-- SOURCE RECORDS start --

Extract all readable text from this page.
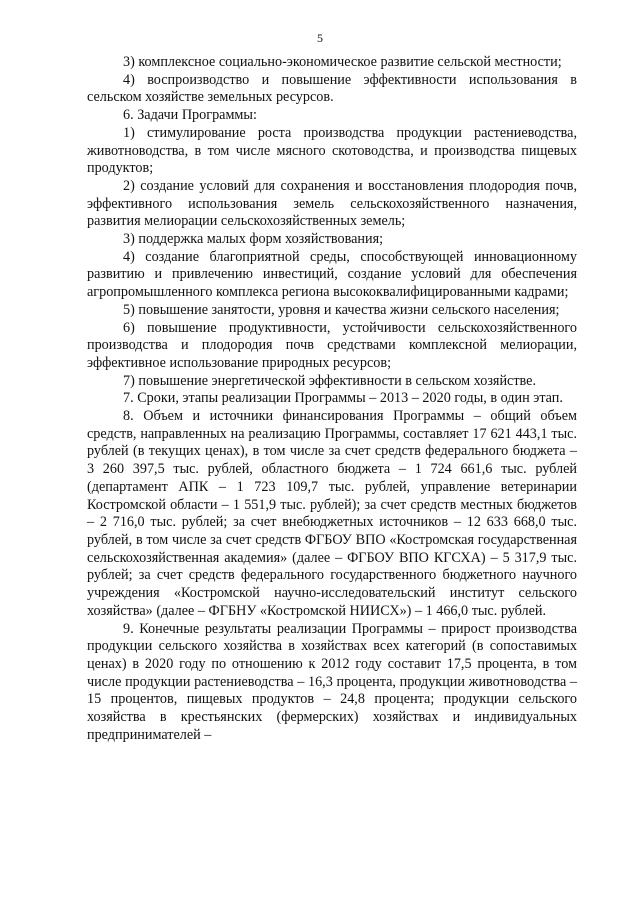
5

3) комплексное социально-экономическое развитие сельской местности;

4) воспроизводство и повышение эффективности использования в сельском хозяйстве земельных ресурсов.

6. Задачи Программы:

1) стимулирование роста производства продукции растениеводства, животноводства, в том числе мясного скотоводства, и производства пищевых продуктов;

2) создание условий для сохранения и восстановления плодородия почв, эффективного использования земель сельскохозяйственного назначения, развития мелиорации сельскохозяйственных земель;

3) поддержка малых форм хозяйствования;

4) создание благоприятной среды, способствующей инновационному развитию и привлечению инвестиций, создание условий для обеспечения агропромышленного комплекса региона высококвалифицированными кадрами;

5) повышение занятости, уровня и качества жизни сельского населения;

6) повышение продуктивности, устойчивости сельскохозяйственного производства и плодородия почв средствами комплексной мелиорации, эффективное использование природных ресурсов;

7) повышение энергетической эффективности в сельском хозяйстве.

7. Сроки, этапы реализации Программы – 2013 – 2020 годы, в один этап.

8. Объем и источники финансирования Программы – общий объем средств, направленных на реализацию Программы, составляет 17 621 443,1 тыс. рублей (в текущих ценах), в том числе за счет средств федерального бюджета – 3 260 397,5 тыс. рублей, областного бюджета – 1 724 661,6 тыс. рублей (департамент АПК – 1 723 109,7 тыс. рублей, управление ветеринарии Костромской области – 1 551,9 тыс. рублей); за счет средств местных бюджетов – 2 716,0 тыс. рублей; за счет внебюджетных источников – 12 633 668,0 тыс. рублей, в том числе за счет средств ФГБОУ ВПО «Костромская государственная сельскохозяйственная академия» (далее – ФГБОУ ВПО КГСХА) – 5 317,9 тыс. рублей; за счет средств федерального государственного бюджетного научного учреждения «Костромской научно-исследовательский институт сельского хозяйства» (далее – ФГБНУ «Костромской НИИСХ») – 1 466,0 тыс. рублей.

9. Конечные результаты реализации Программы – прирост производства продукции сельского хозяйства в хозяйствах всех категорий (в сопоставимых ценах) в 2020 году по отношению к 2012 году составит 17,5 процента, в том числе продукции растениеводства – 16,3 процента, продукции животноводства – 15 процентов, пищевых продуктов – 24,8 процента; продукции сельского хозяйства в крестьянских (фермерских) хозяйствах и индивидуальных предпринимателей –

-- SOURCE RECORDS end --

THE PROBLEM: Return all lines containing "сельском".

RESPONSE FOR THIS EXERCISE:
4) воспроизводство и повышение эффективности использования в сельском хозяйстве земельных ресурсов.
7) повышение энергетической эффективности в сельском хозяйстве.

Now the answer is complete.